# Start of GIVEN DATA
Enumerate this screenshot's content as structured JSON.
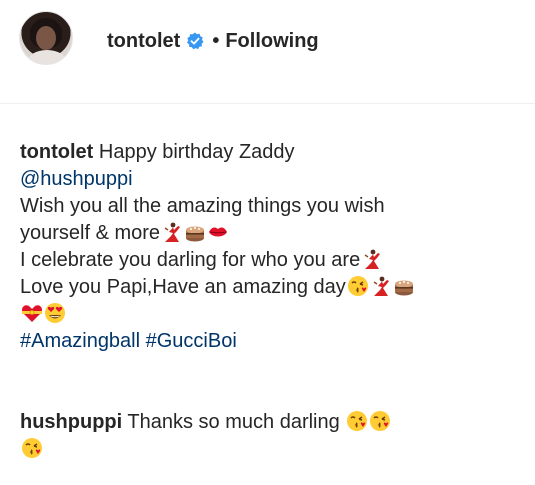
{
  "post": {
    "username": "tontolet",
    "separator": "•",
    "follow_status": "Following"
  },
  "caption": {
    "username": "tontolet",
    "line1": "Happy birthday Zaddy",
    "mention": "@hushpuppi",
    "line3": "Wish you all the amazing things you wish",
    "line4": "yourself & more",
    "line5": "I celebrate you darling for who you are",
    "line6": "Love you Papi,Have an amazing day",
    "hashtags": "#Amazingball #GucciBoi"
  },
  "reply": {
    "username": "hushpuppi",
    "text": "Thanks so much darling"
  },
  "icons": {
    "verified": "verified-badge-icon",
    "dancer": "dancer-emoji",
    "cake": "cake-emoji",
    "kiss_lips": "kiss-lips-emoji",
    "kissing_face": "face-blowing-kiss-emoji",
    "ribbon_heart": "heart-with-ribbon-emoji",
    "heart_eyes": "heart-eyes-emoji"
  },
  "colors": {
    "text": "#262626",
    "link": "#003569",
    "verified_blue": "#3897f0",
    "divider": "#efefef"
  }
}
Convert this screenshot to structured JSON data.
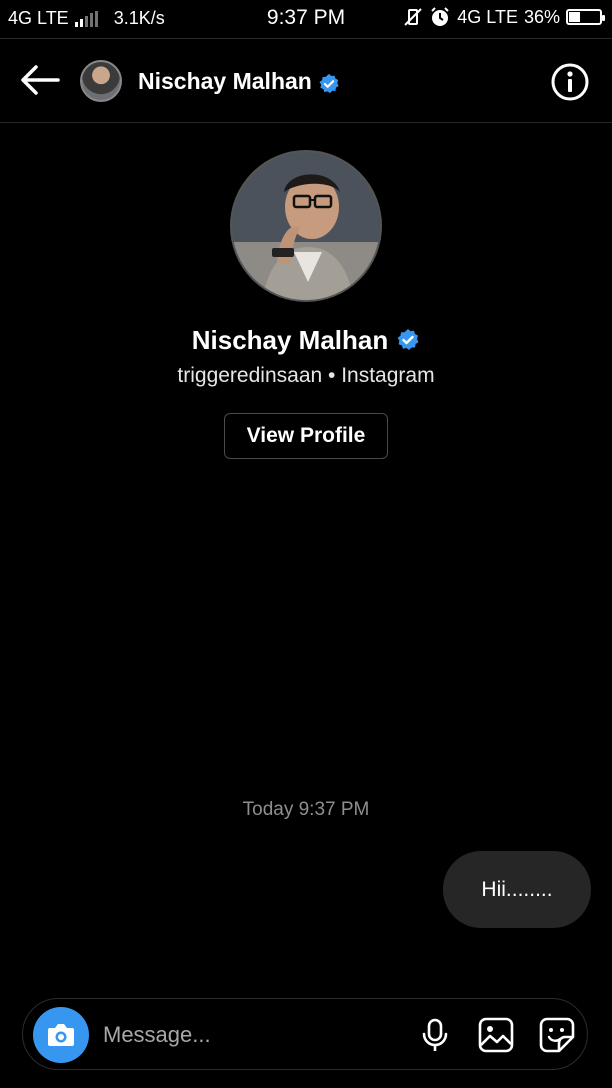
{
  "status_bar": {
    "network_left": "4G LTE",
    "speed": "3.1K/s",
    "time": "9:37 PM",
    "network_right": "4G LTE",
    "battery_percent": "36%",
    "battery_level": 0.36
  },
  "header": {
    "name": "Nischay Malhan",
    "back_icon": "arrow-left-icon",
    "info_icon": "info-icon"
  },
  "profile": {
    "name": "Nischay Malhan",
    "subtitle": "triggeredinsaan • Instagram",
    "view_profile_label": "View Profile"
  },
  "conversation": {
    "timestamp": "Today 9:37 PM",
    "messages": [
      {
        "sender": "me",
        "text": "Hii........"
      }
    ]
  },
  "composer": {
    "placeholder": "Message...",
    "icons": [
      "camera-icon",
      "microphone-icon",
      "gallery-icon",
      "sticker-icon"
    ]
  },
  "colors": {
    "background": "#000000",
    "accent": "#3797f0",
    "bubble": "#262626",
    "muted_text": "#8e8e8e"
  }
}
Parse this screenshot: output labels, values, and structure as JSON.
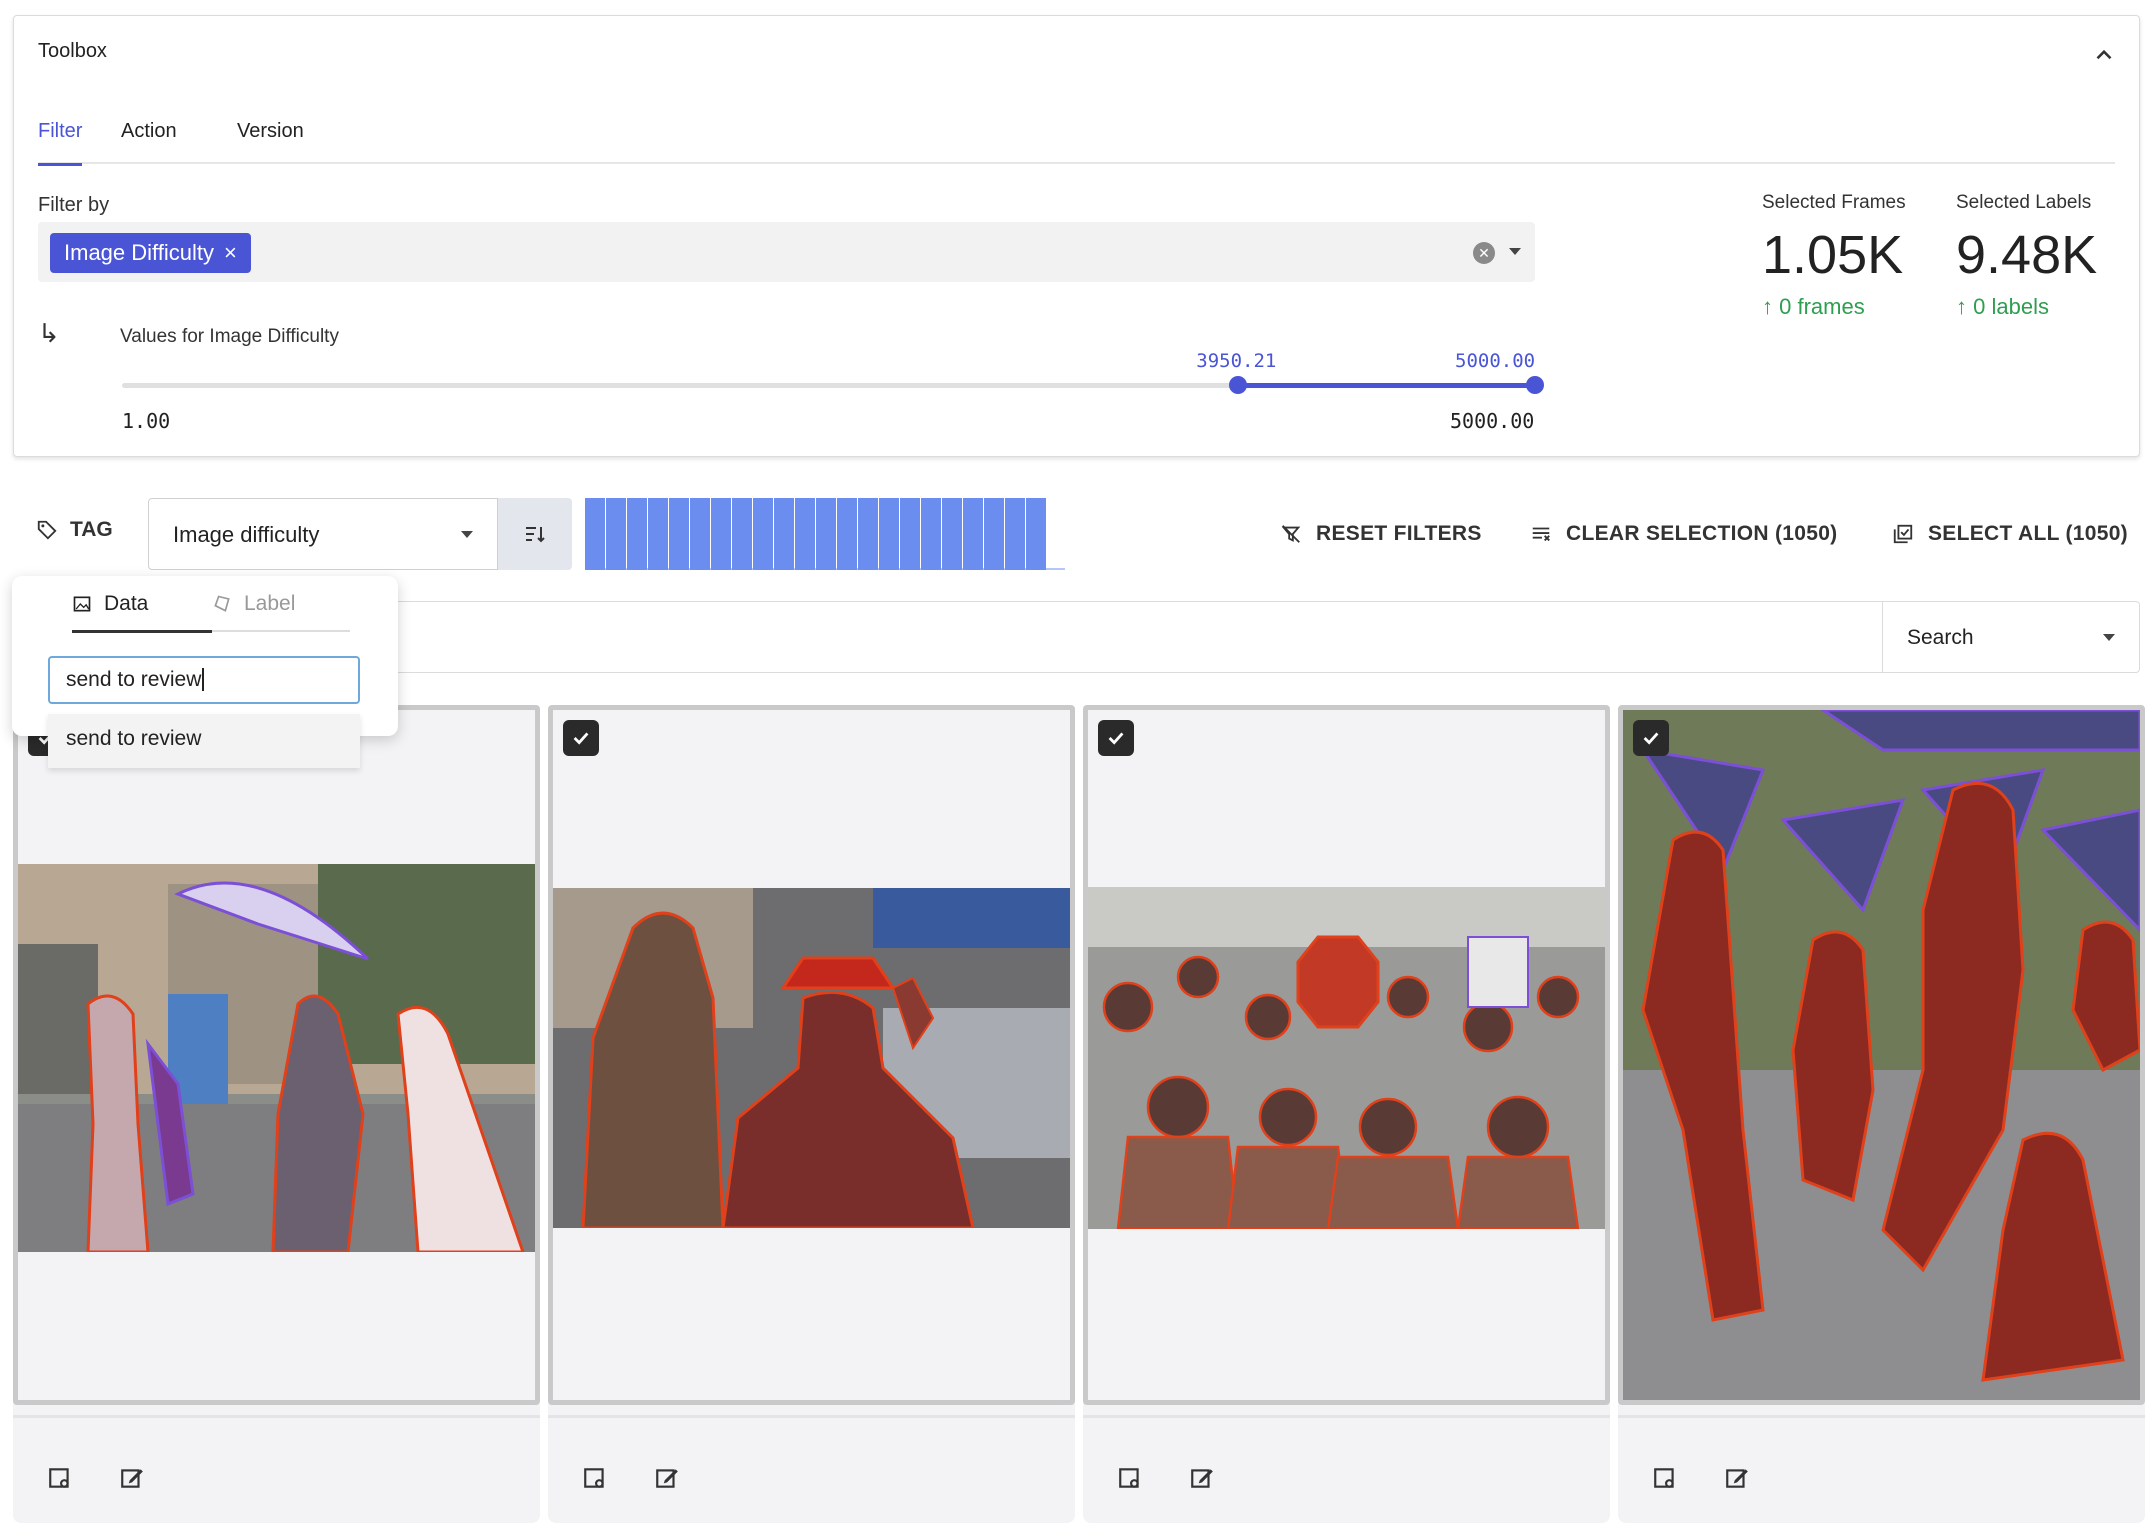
# End of GIVEN DATA
WHAT IS BEING ASKED: Look for lines containing the string "kiss" and copy them all.

COMPLETED EXERCISE:
    "kiss_lips": "kiss-lips-emoji",
    "kissing_face": "face-blowing-kiss-emoji",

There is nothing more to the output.